→ PROBLEM
Leaving out every picture, quote the data below exactly as it appears.

## begin EXERCISE INPUT

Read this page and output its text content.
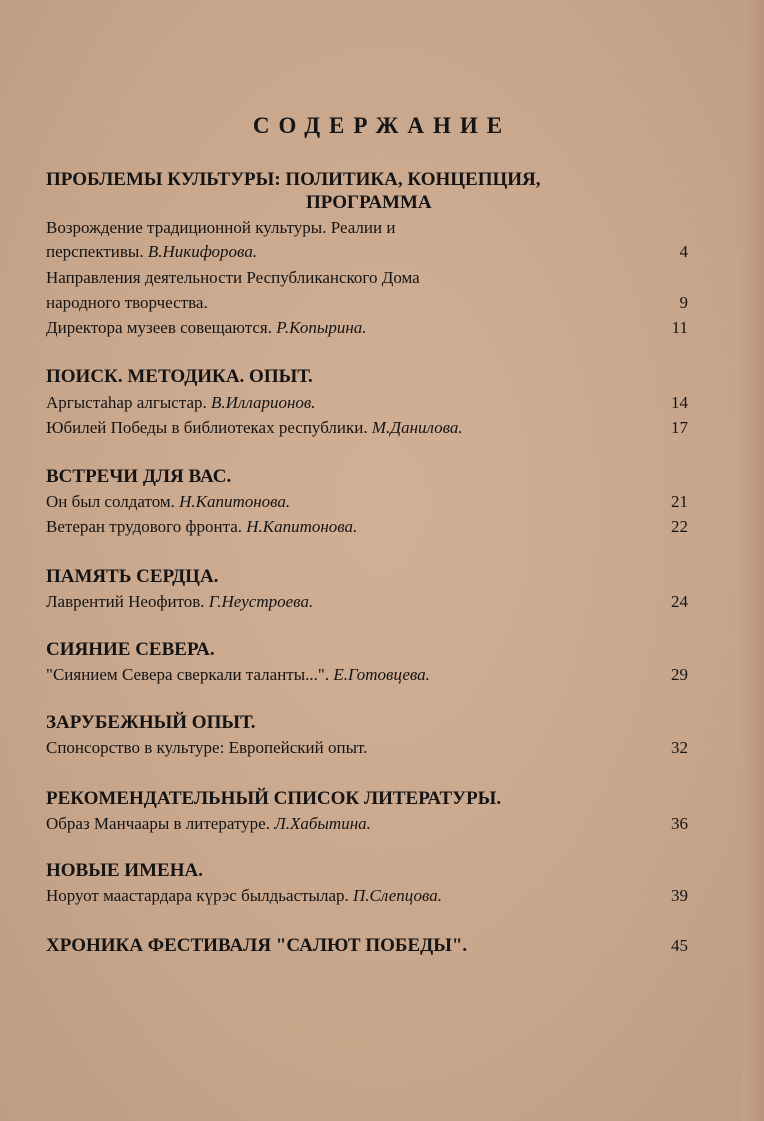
СОДЕРЖАНИЕ
ПРОБЛЕМЫ КУЛЬТУРЫ: ПОЛИТИКА, КОНЦЕПЦИЯ,
ПРОГРАММА
Возрождение традиционной культуры. Реалии и
перспективы. В.Никифорова.	4
Направления деятельности Республиканского Дома
народного творчества.	9
Директора музеев совещаются. Р.Копырина.	11
ПОИСК. МЕТОДИКА. ОПЫТ.
Аргыстаhар алгыстар. В.Илларионов.	14
Юбилей Победы в библиотеках республики. М.Данилова.	17
ВСТРЕЧИ ДЛЯ ВАС.
Он был солдатом. Н.Капитонова.	21
Ветеран трудового фронта. Н.Капитонова.	22
ПАМЯТЬ СЕРДЦА.
Лаврентий Неофитов. Г.Неустроева.	24
СИЯНИЕ СЕВЕРА.
"Сиянием Севера сверкали таланты...". Е.Готовцева.	29
ЗАРУБЕЖНЫЙ ОПЫТ.
Спонсорство в культуре: Европейский опыт.	32
РЕКОМЕНДАТЕЛЬНЫЙ СПИСОК ЛИТЕРАТУРЫ.
Образ Манчаары в литературе. Л.Хабытина.	36
НОВЫЕ ИМЕНА.
Норуот маастардара күрэс былдьастылар. П.Слепцова.	39
ХРОНИКА ФЕСТИВАЛЯ "САЛЮТ ПОБЕДЫ".	45
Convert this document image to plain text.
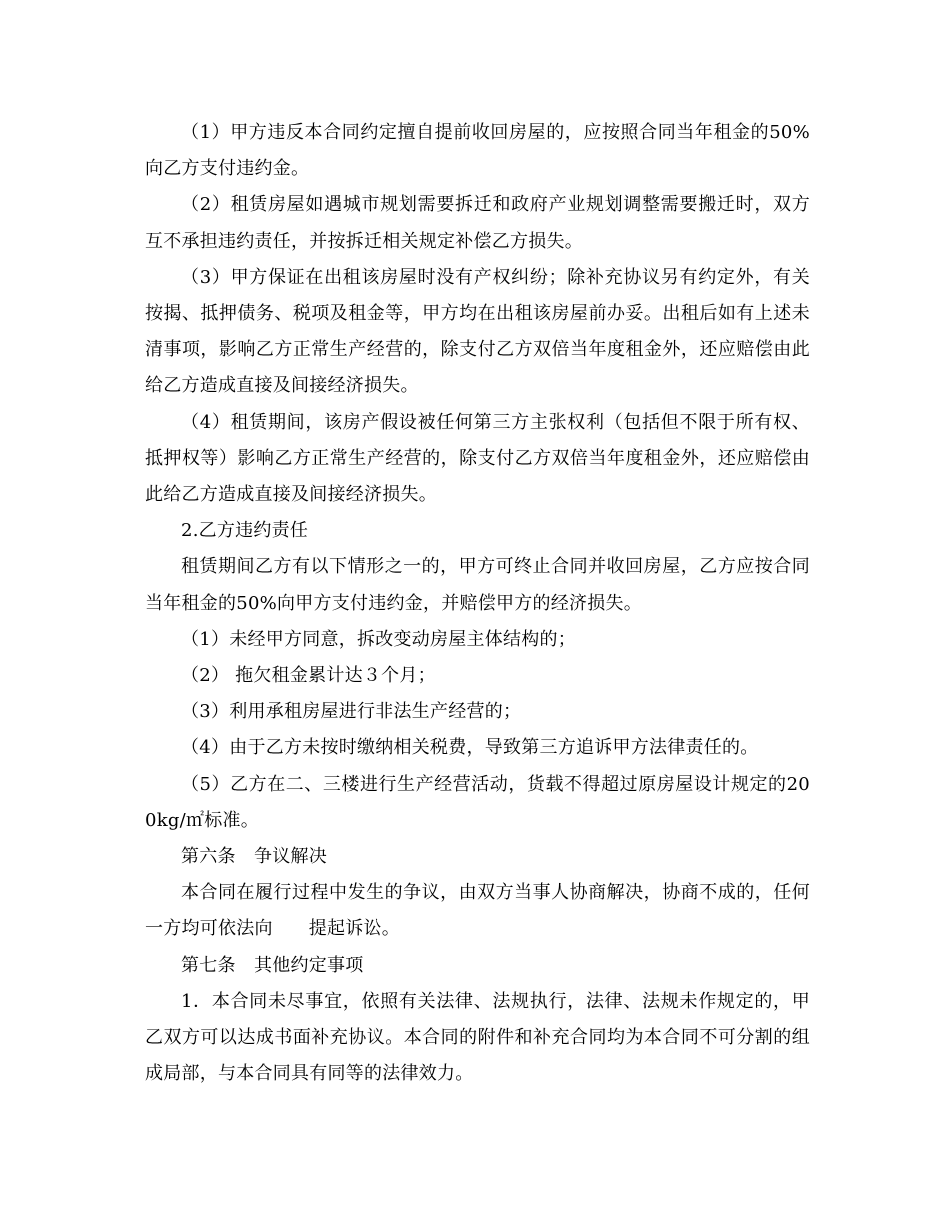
（1）甲方违反本合同约定擅自提前收回房屋的，应按照合同当年租金的50%向乙方支付违约金。

（2）租赁房屋如遇城市规划需要拆迁和政府产业规划调整需要搬迁时，双方互不承担违约责任，并按拆迁相关规定补偿乙方损失。

（3）甲方保证在出租该房屋时没有产权纠纷；除补充协议另有约定外，有关按揭、抵押债务、税项及租金等，甲方均在出租该房屋前办妥。出租后如有上述未清事项，影响乙方正常生产经营的，除支付乙方双倍当年度租金外，还应赔偿由此给乙方造成直接及间接经济损失。

（4）租赁期间，该房产假设被任何第三方主张权利（包括但不限于所有权、抵押权等）影响乙方正常生产经营的，除支付乙方双倍当年度租金外，还应赔偿由此给乙方造成直接及间接经济损失。

2.乙方违约责任

租赁期间乙方有以下情形之一的，甲方可终止合同并收回房屋，乙方应按合同当年租金的50%向甲方支付违约金，并赔偿甲方的经济损失。

（1）未经甲方同意，拆改变动房屋主体结构的；

（2） 拖欠租金累计达３个月；

（3）利用承租房屋进行非法生产经营的；

（4）由于乙方未按时缴纳相关税费，导致第三方追诉甲方法律责任的。

（5）乙方在二、三楼进行生产经营活动，货载不得超过原房屋设计规定的200kg/㎡标准。

第六条　争议解决

本合同在履行过程中发生的争议，由双方当事人协商解决，协商不成的，任何一方均可依法向 提起诉讼。

第七条　其他约定事项

1．本合同未尽事宜，依照有关法律、法规执行，法律、法规未作规定的，甲乙双方可以达成书面补充协议。本合同的附件和补充合同均为本合同不可分割的组成局部，与本合同具有同等的法律效力。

## end EXERCISE INPUT

→ THE SOLUTION
Read this page and output its text content.
СОДЕРЖАНИЕ
ПРОБЛЕМЫ КУЛЬТУРЫ: ПОЛИТИКА, КОНЦЕПЦИЯ,
ПРОГРАММА
Возрождение традиционной культуры. Реалии и
перспективы. В.Никифорова.	4
Направления деятельности Республиканского Дома
народного творчества.	9
Директора музеев совещаются. Р.Копырина.	11
ПОИСК. МЕТОДИКА. ОПЫТ.
Аргыстаhар алгыстар. В.Илларионов.	14
Юбилей Победы в библиотеках республики. М.Данилова.	17
ВСТРЕЧИ ДЛЯ ВАС.
Он был солдатом. Н.Капитонова.	21
Ветеран трудового фронта. Н.Капитонова.	22
ПАМЯТЬ СЕРДЦА.
Лаврентий Неофитов. Г.Неустроева.	24
СИЯНИЕ СЕВЕРА.
"Сиянием Севера сверкали таланты...". Е.Готовцева.	29
ЗАРУБЕЖНЫЙ ОПЫТ.
Спонсорство в культуре: Европейский опыт.	32
РЕКОМЕНДАТЕЛЬНЫЙ СПИСОК ЛИТЕРАТУРЫ.
Образ Манчаары в литературе. Л.Хабытина.	36
НОВЫЕ ИМЕНА.
Норуот маастардара күрэс былдьастылар. П.Слепцова.	39
ХРОНИКА ФЕСТИВАЛЯ "САЛЮТ ПОБЕДЫ".	45
Convert this document image to plain text.
（1）甲方违反本合同约定擅自提前收回房屋的，应按照合同当年租金的50%向乙方支付违约金。

（2）租赁房屋如遇城市规划需要拆迁和政府产业规划调整需要搬迁时，双方互不承担违约责任，并按拆迁相关规定补偿乙方损失。

（3）甲方保证在出租该房屋时没有产权纠纷；除补充协议另有约定外，有关按揭、抵押债务、税项及租金等，甲方均在出租该房屋前办妥。出租后如有上述未清事项，影响乙方正常生产经营的，除支付乙方双倍当年度租金外，还应赔偿由此给乙方造成直接及间接经济损失。

（4）租赁期间，该房产假设被任何第三方主张权利（包括但不限于所有权、抵押权等）影响乙方正常生产经营的，除支付乙方双倍当年度租金外，还应赔偿由此给乙方造成直接及间接经济损失。

2.乙方违约责任

租赁期间乙方有以下情形之一的，甲方可终止合同并收回房屋，乙方应按合同当年租金的50%向甲方支付违约金，并赔偿甲方的经济损失。

（1）未经甲方同意，拆改变动房屋主体结构的；

（2） 拖欠租金累计达３个月；

（3）利用承租房屋进行非法生产经营的；

（4）由于乙方未按时缴纳相关税费，导致第三方追诉甲方法律责任的。

（5）乙方在二、三楼进行生产经营活动，货载不得超过原房屋设计规定的200kg/㎡标准。

第六条　争议解决

本合同在履行过程中发生的争议，由双方当事人协商解决，协商不成的，任何一方均可依法向 提起诉讼。

第七条　其他约定事项

1．本合同未尽事宜，依照有关法律、法规执行，法律、法规未作规定的，甲乙双方可以达成书面补充协议。本合同的附件和补充合同均为本合同不可分割的组成局部，与本合同具有同等的法律效力。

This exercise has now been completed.